* Begin Passage shown *
2017-02-15 Thread he.hailong5

I switch back to "location"  tonight to continue with the testing, at least 
sometimes the vip is moving..

I mentioned earlier, with "location", only one clone resource would get 
restarted, the other two would not,,,but just now, all 3 clone resources get 
restarted and the vips get moved as expected..




Online: [ paas-controller-1 paas-controller-2 paas-controller-3 ]




 router_vip (ocf::heartbeat:IPaddr2):   Started paas-controller-2 

 sdclient_vip   (ocf::heartbeat:IPaddr2):   Started paas-controller-3 

 apigateway_vip (ocf::heartbeat:IPaddr2):   Started paas-controller-3 

 Clone Set: sdclient_rep [sdclient]

 Started: [ paas-controller-2 paas-controller-3 ]

 Stopped: [ paas-controller-1 ]

 Clone Set: router_rep [router]

 Started: [ paas-controller-2 paas-controller-3 ]

 Stopped: [ paas-controller-1 ]

 Clone Set: apigateway_rep [apigateway]

 Started: [ paas-controller-2 paas-controller-3 ]

 Stopped: [ paas-controller-1 ]




I really get lost...so, please tell me I may shoot some known/unknown bug.


again, I am using




Pacemaker 1.1.10

Corosync Cluster Engine ('2.3.3')




Please let me know what's the latest stable version?







原始邮件



发件人：何海龙10164561
收件人： ＜kgail...@redhat.com＞
抄送人： ＜users@clusterlabs.org＞
日 期 ：2017年02月15日 17:59
主 题 ：[ClusterLabs] 答复: Re: 答复: Re:  clone resource not get restarted on fail






I just tried using colocation, it dosen't work.




I failed the node paas-controller-3, but sdclient_vip didn't get moved:




Online: [ paas-controller-1 paas-controller-2 paas-controller-3 ]




 router_vip (ocf::heartbeat:IPaddr2):   Started paas-controller-1 

 sdclient_vip   (ocf::heartbeat:IPaddr2):   Started paas-controller-3 

 apigateway_vip (ocf::heartbeat:IPaddr2):   Started paas-controller-2 

 Clone Set: sdclient_rep [sdclient]

 Started: [ paas-controller-1 paas-controller-2 ]

 Stopped: [ paas-controller-3 ]

 Clone Set: router_rep [router]

 router (ocf::heartbeat:router):Started paas-controller-3 
FAILED 

 Started: [ paas-controller-1 paas-controller-2 ]

 Clone Set: apigateway_rep [apigateway]

 apigateway (ocf::heartbeat:apigateway):Started paas-controller-3 
FAILED 

 Started: [ paas-controller-1 paas-controller-2 ]




here is the configuration:

＞crm configure show

node $id="336855579" paas-controller-1

node $id="336855580" paas-controller-2

node $id="336855581" paas-controller-3

primitive apigateway ocf:heartbeat:apigateway \

op monitor interval="2s" timeout="20s" on-fail="restart" \

op stop interval="0" timeout="200s" on-fail="restart" \

op start interval="0" timeout="h" on-fail="restart"
* End Passage shown *
* Begin Dataset content *
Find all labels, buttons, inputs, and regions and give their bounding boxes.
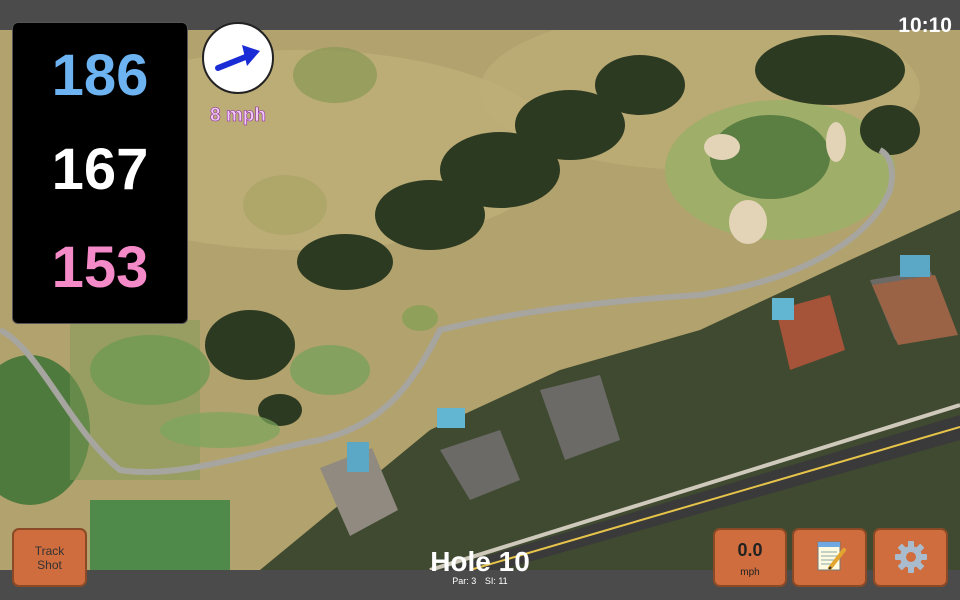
* End Dataset content *
**Task list:**
1) Summarize the Pacemaker thread in two sentences.
2) List every clone set named in the Pacemaker thread, together with the resource each one clones.
3) Write the next part of the Pacemaker thread, starting after its final line.

**Answers by task:**
1) After switching back to "location," the writer reports that all three clone resources were restarted and the VIPs moved as expected, whereas earlier only one clone resource had restarted. The writer asks whether this is a known or unknown bug and what the latest stable version is, citing Pacemaker 1.1.10 and Corosync 2.3.3, and the quoted earlier message reports that colocation did not work because sdclient_vip stayed put after node paas-controller-3 was failed.

2)
- sdclient_rep, which clones sdclient
- router_rep, which clones router
- apigateway_rep, which clones apigateway

3)
primitive apigateway_vip ocf:heartbeat:IPaddr2 \

params ip="20.20.2.7" cidr_netmask="24" \

op start interval="0" timeout="20" \

op stop interval="0" timeout="20" \

op monitor timeout="20s" interval="2s" depth="0"

primitive router ocf:heartbeat:router \

op monitor interval="2s" timeout="20s" on-fail="restart" \

op stop interval="0" timeout="200s" on-fail="restart" \

op start interval="0" timeout="h" on-fail="restart"

primitive router_vip ocf:heartbeat:IPaddr2 \

params ip="10.10.1.7" cidr_netmask="24" \

op start interval="0" timeout="20" \

op stop interval="0" timeout="20" \

op monitor timeout="20s" interval="2s" depth="0"

primitive sdclient ocf:heartbeat:sdclient \

op monitor interval="2s" timeout="20s" on-fail="restart" \

op stop interval="0" timeout="200s" on-fail="restart" \

op start interval="0" timeout="h" on-fail="restart"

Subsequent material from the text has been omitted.